* BEGIN DATA PROVIDED *

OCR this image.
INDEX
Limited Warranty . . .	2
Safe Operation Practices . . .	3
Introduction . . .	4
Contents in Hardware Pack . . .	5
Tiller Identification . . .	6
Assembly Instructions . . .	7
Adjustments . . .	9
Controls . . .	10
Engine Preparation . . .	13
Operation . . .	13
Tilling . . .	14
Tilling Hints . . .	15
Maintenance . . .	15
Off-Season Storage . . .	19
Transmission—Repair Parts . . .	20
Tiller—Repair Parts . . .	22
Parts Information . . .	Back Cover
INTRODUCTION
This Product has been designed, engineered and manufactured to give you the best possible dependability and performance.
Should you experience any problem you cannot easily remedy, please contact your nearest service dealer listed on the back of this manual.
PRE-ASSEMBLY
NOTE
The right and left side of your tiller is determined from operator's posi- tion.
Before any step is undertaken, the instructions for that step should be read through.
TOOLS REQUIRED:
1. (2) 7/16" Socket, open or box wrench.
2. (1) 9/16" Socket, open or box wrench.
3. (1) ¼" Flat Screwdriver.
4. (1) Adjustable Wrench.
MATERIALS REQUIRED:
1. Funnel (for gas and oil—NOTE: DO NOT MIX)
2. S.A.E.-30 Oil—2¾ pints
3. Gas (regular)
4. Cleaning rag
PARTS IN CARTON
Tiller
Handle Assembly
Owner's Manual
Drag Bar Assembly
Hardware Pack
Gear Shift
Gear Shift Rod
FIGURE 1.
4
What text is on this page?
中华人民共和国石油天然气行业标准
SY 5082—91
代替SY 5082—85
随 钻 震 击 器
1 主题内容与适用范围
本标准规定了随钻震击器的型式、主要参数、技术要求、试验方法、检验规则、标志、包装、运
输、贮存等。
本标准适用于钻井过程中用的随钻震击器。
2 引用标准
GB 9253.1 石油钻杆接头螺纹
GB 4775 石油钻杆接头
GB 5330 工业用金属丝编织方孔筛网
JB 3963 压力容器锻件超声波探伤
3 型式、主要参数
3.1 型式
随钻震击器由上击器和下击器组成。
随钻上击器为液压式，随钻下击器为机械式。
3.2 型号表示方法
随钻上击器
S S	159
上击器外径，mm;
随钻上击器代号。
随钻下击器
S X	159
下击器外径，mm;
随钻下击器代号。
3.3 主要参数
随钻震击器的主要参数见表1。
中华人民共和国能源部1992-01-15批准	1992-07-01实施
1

* END DATA PROVIDED *

» TASK REQUIREMENTS
Copy out every entry again, exactly as it was given.

» REPLY
OCR this image.
INDEX
Limited Warranty . . .	2
Safe Operation Practices . . .	3
Introduction . . .	4
Contents in Hardware Pack . . .	5
Tiller Identification . . .	6
Assembly Instructions . . .	7
Adjustments . . .	9
Controls . . .	10
Engine Preparation . . .	13
Operation . . .	13
Tilling . . .	14
Tilling Hints . . .	15
Maintenance . . .	15
Off-Season Storage . . .	19
Transmission—Repair Parts . . .	20
Tiller—Repair Parts . . .	22
Parts Information . . .	Back Cover
INTRODUCTION
This Product has been designed, engineered and manufactured to give you the best possible dependability and performance.
Should you experience any problem you cannot easily remedy, please contact your nearest service dealer listed on the back of this manual.
PRE-ASSEMBLY
NOTE
The right and left side of your tiller is determined from operator's posi- tion.
Before any step is undertaken, the instructions for that step should be read through.
TOOLS REQUIRED:
1. (2) 7/16" Socket, open or box wrench.
2. (1) 9/16" Socket, open or box wrench.
3. (1) ¼" Flat Screwdriver.
4. (1) Adjustable Wrench.
MATERIALS REQUIRED:
1. Funnel (for gas and oil—NOTE: DO NOT MIX)
2. S.A.E.-30 Oil—2¾ pints
3. Gas (regular)
4. Cleaning rag
PARTS IN CARTON
Tiller
Handle Assembly
Owner's Manual
Drag Bar Assembly
Hardware Pack
Gear Shift
Gear Shift Rod
FIGURE 1.
4
What text is on this page?
中华人民共和国石油天然气行业标准
SY 5082—91
代替SY 5082—85
随 钻 震 击 器
1 主题内容与适用范围
本标准规定了随钻震击器的型式、主要参数、技术要求、试验方法、检验规则、标志、包装、运
输、贮存等。
本标准适用于钻井过程中用的随钻震击器。
2 引用标准
GB 9253.1 石油钻杆接头螺纹
GB 4775 石油钻杆接头
GB 5330 工业用金属丝编织方孔筛网
JB 3963 压力容器锻件超声波探伤
3 型式、主要参数
3.1 型式
随钻震击器由上击器和下击器组成。
随钻上击器为液压式，随钻下击器为机械式。
3.2 型号表示方法
随钻上击器
S S	159
上击器外径，mm;
随钻上击器代号。
随钻下击器
S X	159
下击器外径，mm;
随钻下击器代号。
3.3 主要参数
随钻震击器的主要参数见表1。
中华人民共和国能源部1992-01-15批准	1992-07-01实施
1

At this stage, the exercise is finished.